## [EXERCISE MATERIALS]
○ ○ ○ ○ ○ ○ ○

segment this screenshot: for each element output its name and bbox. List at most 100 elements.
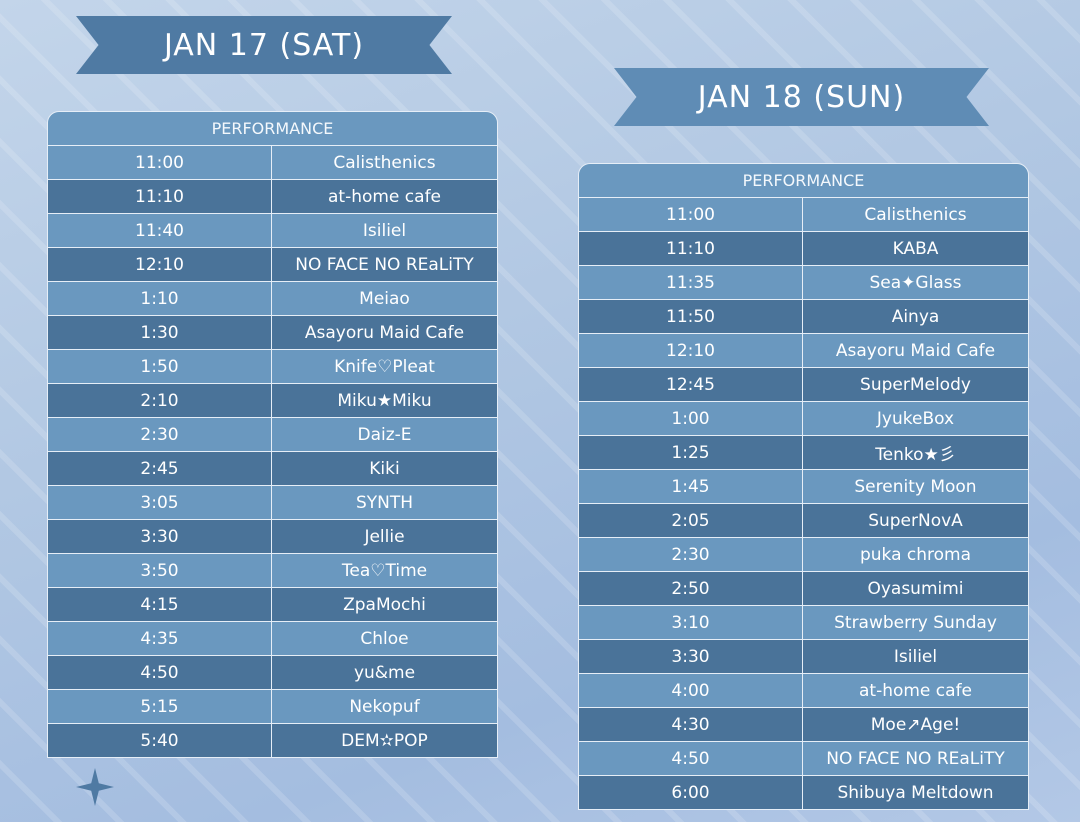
time-cell: 4:30 <box>579 708 803 741</box>
performer-cell: Miku★Miku <box>337 390 432 411</box>
table-row: 11:50 Ainya <box>579 300 1028 334</box>
table-row: 6:00 Shibuya Meltdown <box>579 776 1028 809</box>
performer-cell: Isiliel <box>893 646 938 667</box>
time-cell: 12:45 <box>579 368 803 401</box>
performer-cell: puka chroma <box>859 544 972 565</box>
performer-cell: Jellie <box>364 526 405 547</box>
table-row: 3:05 SYNTH <box>48 486 497 520</box>
table-row: 3:30 Isiliel <box>579 640 1028 674</box>
time-cell: 11:35 <box>579 266 803 299</box>
time-cell: 3:10 <box>579 606 803 639</box>
time-cell: 11:00 <box>48 146 272 179</box>
performer-cell: Calisthenics <box>864 204 967 225</box>
time-cell: 1:10 <box>48 282 272 315</box>
performer-cell: Tea♡Time <box>341 560 428 581</box>
time-cell: 1:25 <box>579 436 803 469</box>
table-row: 12:10 NO FACE NO REaLiTY <box>48 248 497 282</box>
performer-cell: at-home cafe <box>327 186 442 207</box>
table-row: 11:00 Calisthenics <box>48 146 497 180</box>
performer-cell: Calisthenics <box>333 152 436 173</box>
performer-cell: Chloe <box>360 628 409 649</box>
table-row: 2:30 puka chroma <box>579 538 1028 572</box>
table-row: 4:50 NO FACE NO REaLiTY <box>579 742 1028 776</box>
table-row: 1:45 Serenity Moon <box>579 470 1028 504</box>
table-row: 4:35 Chloe <box>48 622 497 656</box>
time-cell: 4:15 <box>48 588 272 621</box>
performer-cell: JyukeBox <box>876 408 955 429</box>
table-row: 12:45 SuperMelody <box>579 368 1028 402</box>
table-row: 11:35 Sea✦Glass <box>579 266 1028 300</box>
table-row: 4:50 yu&me <box>48 656 497 690</box>
performer-cell: Sea✦Glass <box>869 272 962 293</box>
performer-cell: yu&me <box>353 662 416 683</box>
performer-cell: Moe↗Age! <box>870 714 961 735</box>
time-cell: 4:50 <box>579 742 803 775</box>
performer-cell: Shibuya Meltdown <box>837 782 994 803</box>
table-row: 4:15 ZpaMochi <box>48 588 497 622</box>
time-cell: 2:10 <box>48 384 272 417</box>
table-row: 1:25 Tenko★彡 <box>579 436 1028 470</box>
table-row: 2:50 Oyasumimi <box>579 572 1028 606</box>
day-banner-sat: JAN 17 (SAT) <box>76 16 452 74</box>
table-row: 5:15 Nekopuf <box>48 690 497 724</box>
time-cell: 11:10 <box>48 180 272 213</box>
time-cell: 12:10 <box>48 248 272 281</box>
time-cell: 2:45 <box>48 452 272 485</box>
performer-cell: SYNTH <box>355 492 414 513</box>
performer-cell: Oyasumimi <box>867 578 964 599</box>
time-cell: 3:30 <box>579 640 803 673</box>
performer-cell: Meiao <box>359 288 410 309</box>
table-row: 1:50 Knife♡Pleat <box>48 350 497 384</box>
performer-cell: SuperMelody <box>860 374 971 395</box>
table-row: 3:50 Tea♡Time <box>48 554 497 588</box>
table-row: 3:30 Jellie <box>48 520 497 554</box>
time-cell: 2:05 <box>579 504 803 537</box>
table-row: 2:05 SuperNovA <box>579 504 1028 538</box>
time-cell: 1:00 <box>579 402 803 435</box>
performer-cell: Isiliel <box>362 220 407 241</box>
table-body: 11:00 Calisthenics 11:10 at-home cafe 11:40 I… <box>48 146 497 757</box>
time-cell: 4:50 <box>48 656 272 689</box>
performer-cell: Knife♡Pleat <box>334 356 435 377</box>
time-cell: 3:50 <box>48 554 272 587</box>
table-row: 11:00 Calisthenics <box>579 198 1028 232</box>
table-row: 2:30 Daiz-E <box>48 418 497 452</box>
time-cell: 2:30 <box>579 538 803 571</box>
time-cell: 2:30 <box>48 418 272 451</box>
performer-cell: Asayoru Maid Cafe <box>304 322 465 343</box>
table-row: 12:10 Asayoru Maid Cafe <box>579 334 1028 368</box>
table-header: PERFORMANCE <box>579 164 1028 198</box>
table-row: 1:30 Asayoru Maid Cafe <box>48 316 497 350</box>
time-cell: 3:05 <box>48 486 272 519</box>
table-row: 1:10 Meiao <box>48 282 497 316</box>
performer-cell: NO FACE NO REaLiTY <box>295 254 474 275</box>
time-cell: 1:50 <box>48 350 272 383</box>
table-row: 1:00 JyukeBox <box>579 402 1028 436</box>
performer-cell: DEM✫POP <box>341 730 428 751</box>
time-cell: 4:35 <box>48 622 272 655</box>
table-row: 2:10 Miku★Miku <box>48 384 497 418</box>
table-row: 11:10 at-home cafe <box>48 180 497 214</box>
performer-cell: Ainya <box>891 306 940 327</box>
performer-cell: Nekopuf <box>349 696 420 717</box>
time-cell: 3:30 <box>48 520 272 553</box>
table-row: 4:30 Moe↗Age! <box>579 708 1028 742</box>
time-cell: 11:40 <box>48 214 272 247</box>
table-body: 11:00 Calisthenics 11:10 KABA 11:35 Sea✦Glass… <box>579 198 1028 809</box>
time-cell: 11:50 <box>579 300 803 333</box>
performer-cell: NO FACE NO REaLiTY <box>826 748 1005 769</box>
time-cell: 5:40 <box>48 724 272 757</box>
performer-cell: Tenko★彡 <box>875 445 956 465</box>
time-cell: 11:00 <box>579 198 803 231</box>
table-row: 5:40 DEM✫POP <box>48 724 497 757</box>
performer-cell: at-home cafe <box>858 680 973 701</box>
performer-cell: Asayoru Maid Cafe <box>835 340 996 361</box>
table-row: 2:45 Kiki <box>48 452 497 486</box>
performer-cell: Serenity Moon <box>854 476 977 497</box>
table-row: 11:40 Isiliel <box>48 214 497 248</box>
performer-cell: ZpaMochi <box>343 594 426 615</box>
table-row: 4:00 at-home cafe <box>579 674 1028 708</box>
time-cell: 6:00 <box>579 776 803 809</box>
performer-cell: Strawberry Sunday <box>834 612 997 633</box>
performer-cell: KABA <box>892 238 939 259</box>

○ ○ ○ ○ ○ ○ ○

Pick out and copy each line in the items above that contains the word "Chloe". Match capital and small letters exactly.

performer-cell: Chloe <box>360 628 409 649</box>
table-row: 4:35 Chloe <box>48 622 497 656</box>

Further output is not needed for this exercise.